| Required work |
Identify all lines in the data containing the string "side". Copy them out.

| Dataset rows |
»»

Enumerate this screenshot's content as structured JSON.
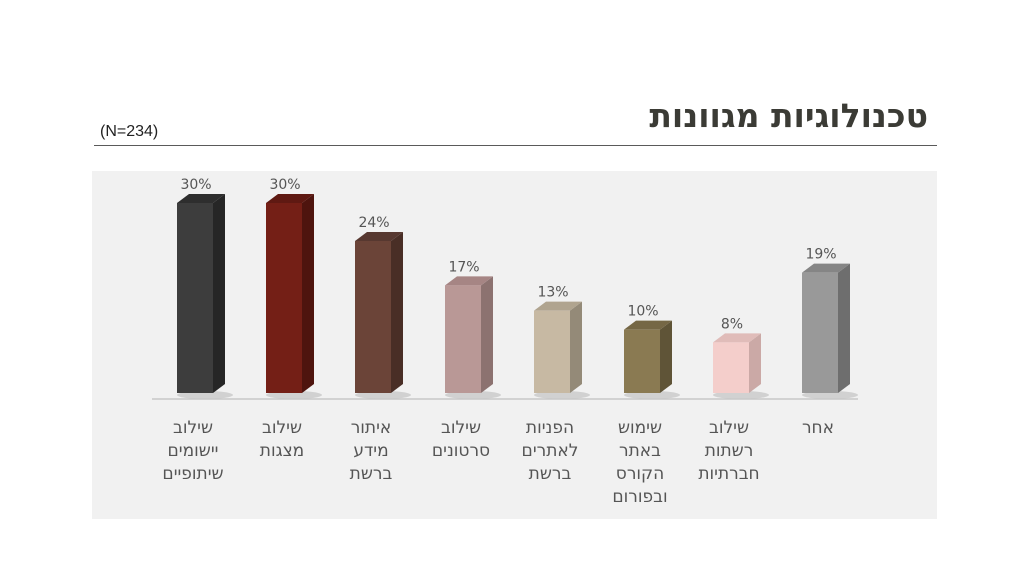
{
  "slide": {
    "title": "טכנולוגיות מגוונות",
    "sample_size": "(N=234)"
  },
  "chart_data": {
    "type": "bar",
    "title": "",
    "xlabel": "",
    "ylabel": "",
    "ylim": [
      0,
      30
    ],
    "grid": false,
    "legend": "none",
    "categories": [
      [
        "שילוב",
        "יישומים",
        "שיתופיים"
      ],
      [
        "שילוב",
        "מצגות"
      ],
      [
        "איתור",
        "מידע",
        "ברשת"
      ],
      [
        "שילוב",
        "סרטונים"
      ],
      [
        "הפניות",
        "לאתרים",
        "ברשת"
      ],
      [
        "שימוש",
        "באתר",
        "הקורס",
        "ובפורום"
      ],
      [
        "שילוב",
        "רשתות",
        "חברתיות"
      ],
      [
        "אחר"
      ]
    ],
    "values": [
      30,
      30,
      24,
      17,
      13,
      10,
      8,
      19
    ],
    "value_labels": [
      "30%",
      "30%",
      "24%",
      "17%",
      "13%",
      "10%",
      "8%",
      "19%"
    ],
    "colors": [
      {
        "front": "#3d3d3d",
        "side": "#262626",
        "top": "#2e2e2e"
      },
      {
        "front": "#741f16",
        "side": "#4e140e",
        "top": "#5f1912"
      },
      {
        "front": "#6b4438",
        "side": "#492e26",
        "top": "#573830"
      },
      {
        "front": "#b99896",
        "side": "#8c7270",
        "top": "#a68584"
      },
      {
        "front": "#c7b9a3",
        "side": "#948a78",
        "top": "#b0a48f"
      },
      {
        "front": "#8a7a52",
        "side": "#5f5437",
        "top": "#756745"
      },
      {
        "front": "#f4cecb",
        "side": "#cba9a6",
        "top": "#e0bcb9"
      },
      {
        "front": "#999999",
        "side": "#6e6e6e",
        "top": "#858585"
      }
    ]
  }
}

««

| Solution to the problem |
        "side": "#262626",
        "side": "#4e140e",
        "side": "#492e26",
        "side": "#8c7270",
        "side": "#948a78",
        "side": "#5f5437",
        "side": "#cba9a6",
        "side": "#6e6e6e",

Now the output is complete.